⟨
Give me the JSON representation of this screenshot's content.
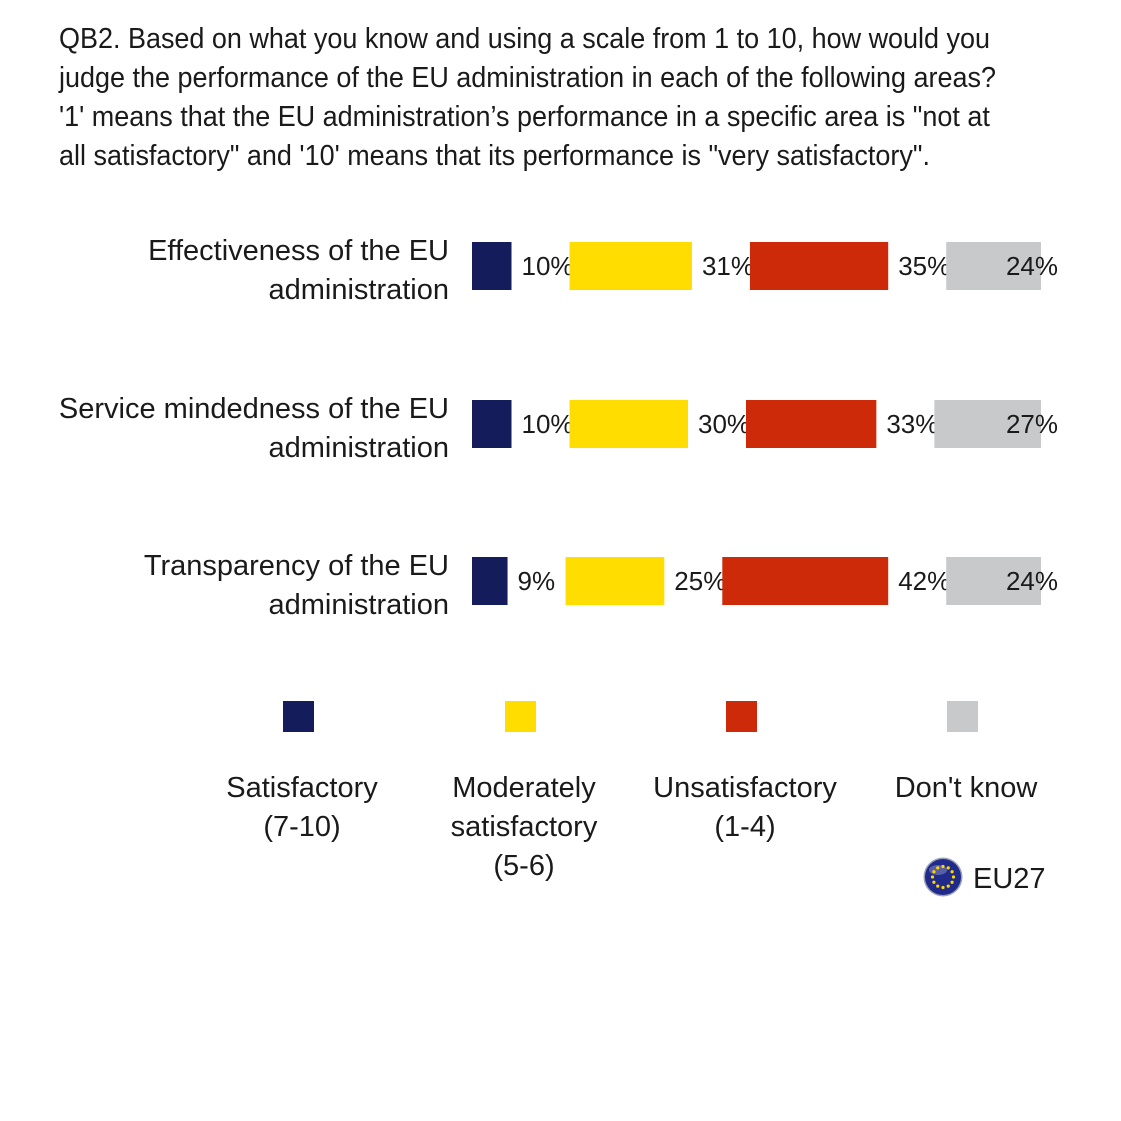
{
  "question": "QB2. Based on what you know and using a scale from 1 to 10, how would you judge the performance of the EU administration in each of the following areas? '1' means that the EU administration’s performance in a specific area is \"not at all satisfactory\" and '10' means that its performance is \"very satisfactory\".",
  "chart_data": {
    "type": "bar",
    "orientation": "horizontal",
    "stacked": false,
    "categories": [
      [
        "Effectiveness of the EU",
        "administration"
      ],
      [
        "Service mindedness of the EU",
        "administration"
      ],
      [
        "Transparency of the EU",
        "administration"
      ]
    ],
    "series": [
      {
        "name": "Satisfactory (7-10)",
        "name_lines": [
          "Satisfactory",
          "(7-10)"
        ],
        "color": "#141c5c",
        "values": [
          10,
          10,
          9
        ],
        "labels": [
          "10%",
          "10%",
          "9%"
        ]
      },
      {
        "name": "Moderately satisfactory (5-6)",
        "name_lines": [
          "Moderately",
          "satisfactory",
          "(5-6)"
        ],
        "color": "#ffdd00",
        "values": [
          31,
          30,
          25
        ],
        "labels": [
          "31%",
          "30%",
          "25%"
        ]
      },
      {
        "name": "Unsatisfactory (1-4)",
        "name_lines": [
          "Unsatisfactory",
          "(1-4)"
        ],
        "color": "#cc2a08",
        "values": [
          35,
          33,
          42
        ],
        "labels": [
          "35%",
          "33%",
          "42%"
        ]
      },
      {
        "name": "Don't know",
        "name_lines": [
          "Don't know"
        ],
        "color": "#c8c9cb",
        "values": [
          24,
          27,
          24
        ],
        "labels": [
          "24%",
          "27%",
          "24%"
        ]
      }
    ],
    "unit": "%",
    "legend_position": "bottom",
    "grid": false
  },
  "region_label": "EU27",
  "colors": {
    "flag_blue": "#1f2a8a",
    "flag_star": "#ffd700"
  },
  "icons": {
    "region": "eu-flag-icon"
  }
}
⟩
(Your task) Reproduce each line of the entries in which the word "know" is found.

(Task output)
  "question": "QB2. Based on what you know and using a scale from 1 to 10, how would you judge the performance of the EU administration in each of the following areas? '1' means that the EU administration’s performance in a specific area is \"not at all satisfactory\" and '10' means that its performance is \"very satisfactory\".",
        "name": "Don't know",
          "Don't know"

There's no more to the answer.